__Stored items__.
>>>>

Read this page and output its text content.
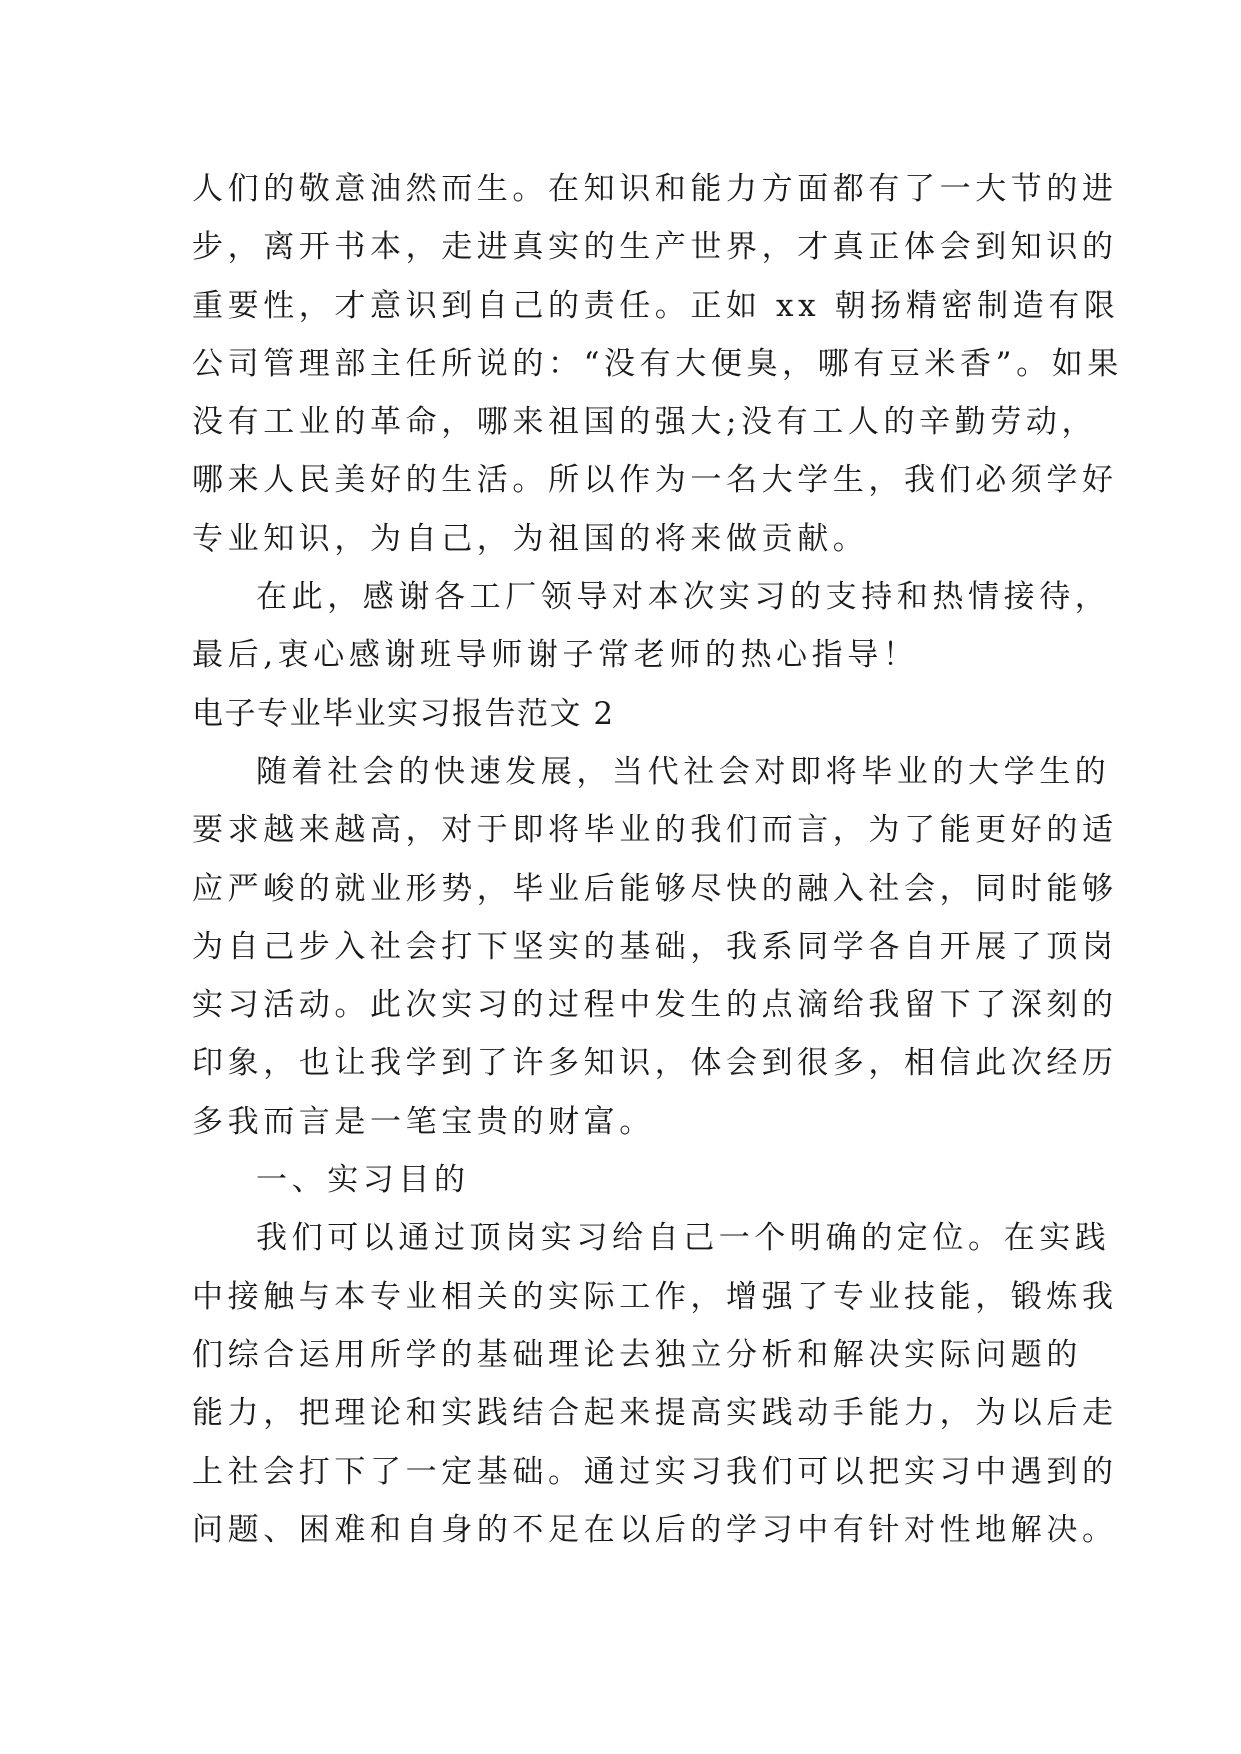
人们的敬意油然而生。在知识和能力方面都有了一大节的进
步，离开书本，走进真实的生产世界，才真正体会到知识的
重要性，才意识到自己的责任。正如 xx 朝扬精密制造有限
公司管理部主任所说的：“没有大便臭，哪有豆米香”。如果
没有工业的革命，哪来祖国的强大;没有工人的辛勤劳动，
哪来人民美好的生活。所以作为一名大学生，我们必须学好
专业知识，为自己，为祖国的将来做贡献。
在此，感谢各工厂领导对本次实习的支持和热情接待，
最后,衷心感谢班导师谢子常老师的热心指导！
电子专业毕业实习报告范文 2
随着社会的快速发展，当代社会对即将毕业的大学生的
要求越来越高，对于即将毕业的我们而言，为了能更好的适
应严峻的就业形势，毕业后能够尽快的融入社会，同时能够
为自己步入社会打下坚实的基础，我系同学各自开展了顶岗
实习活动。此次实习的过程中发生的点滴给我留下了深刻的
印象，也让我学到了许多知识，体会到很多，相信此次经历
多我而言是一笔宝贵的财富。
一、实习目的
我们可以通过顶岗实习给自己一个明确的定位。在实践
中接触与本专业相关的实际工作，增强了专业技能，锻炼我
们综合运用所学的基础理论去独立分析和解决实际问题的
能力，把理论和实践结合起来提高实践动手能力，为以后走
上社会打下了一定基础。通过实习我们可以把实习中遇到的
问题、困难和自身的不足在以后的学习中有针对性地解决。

<<<<
>>>>

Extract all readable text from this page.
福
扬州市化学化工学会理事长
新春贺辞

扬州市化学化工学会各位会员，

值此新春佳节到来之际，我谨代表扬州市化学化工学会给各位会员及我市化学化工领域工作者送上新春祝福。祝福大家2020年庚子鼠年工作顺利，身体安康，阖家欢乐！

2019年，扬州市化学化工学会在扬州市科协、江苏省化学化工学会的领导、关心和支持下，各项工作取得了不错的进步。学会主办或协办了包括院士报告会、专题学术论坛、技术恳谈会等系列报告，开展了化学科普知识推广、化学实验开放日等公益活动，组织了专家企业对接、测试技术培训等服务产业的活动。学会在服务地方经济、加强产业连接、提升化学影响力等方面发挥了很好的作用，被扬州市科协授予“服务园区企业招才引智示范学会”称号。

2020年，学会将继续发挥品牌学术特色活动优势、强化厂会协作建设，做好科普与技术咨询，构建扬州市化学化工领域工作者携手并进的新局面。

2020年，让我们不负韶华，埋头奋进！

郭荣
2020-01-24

<<<<
>>>>

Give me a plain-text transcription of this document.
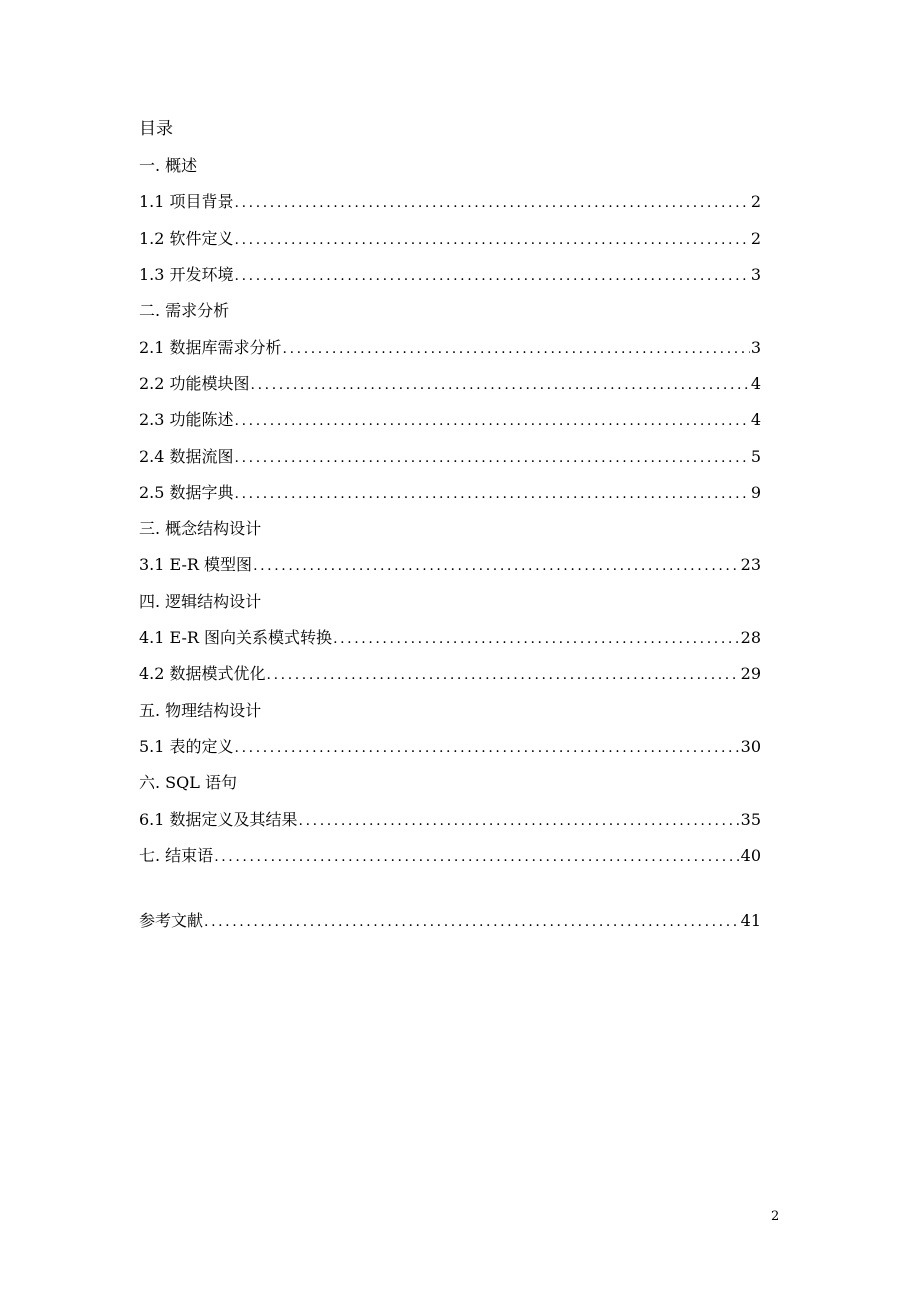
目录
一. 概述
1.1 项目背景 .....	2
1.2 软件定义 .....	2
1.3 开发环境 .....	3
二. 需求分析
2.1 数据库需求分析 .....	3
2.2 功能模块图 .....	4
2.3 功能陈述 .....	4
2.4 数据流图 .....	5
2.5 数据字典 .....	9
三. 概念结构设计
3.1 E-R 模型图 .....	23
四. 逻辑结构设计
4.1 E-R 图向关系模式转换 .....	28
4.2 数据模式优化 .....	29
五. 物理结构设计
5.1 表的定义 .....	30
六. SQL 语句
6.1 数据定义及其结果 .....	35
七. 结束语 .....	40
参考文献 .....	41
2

<<<<

__WHAT YOU HAVE TO DO__. Which lines include "text"? Copy each of them out.

__OUTPUT BELOW__.
Read this page and output its text content.
Extract all readable text from this page.
Give me a plain-text transcription of this document.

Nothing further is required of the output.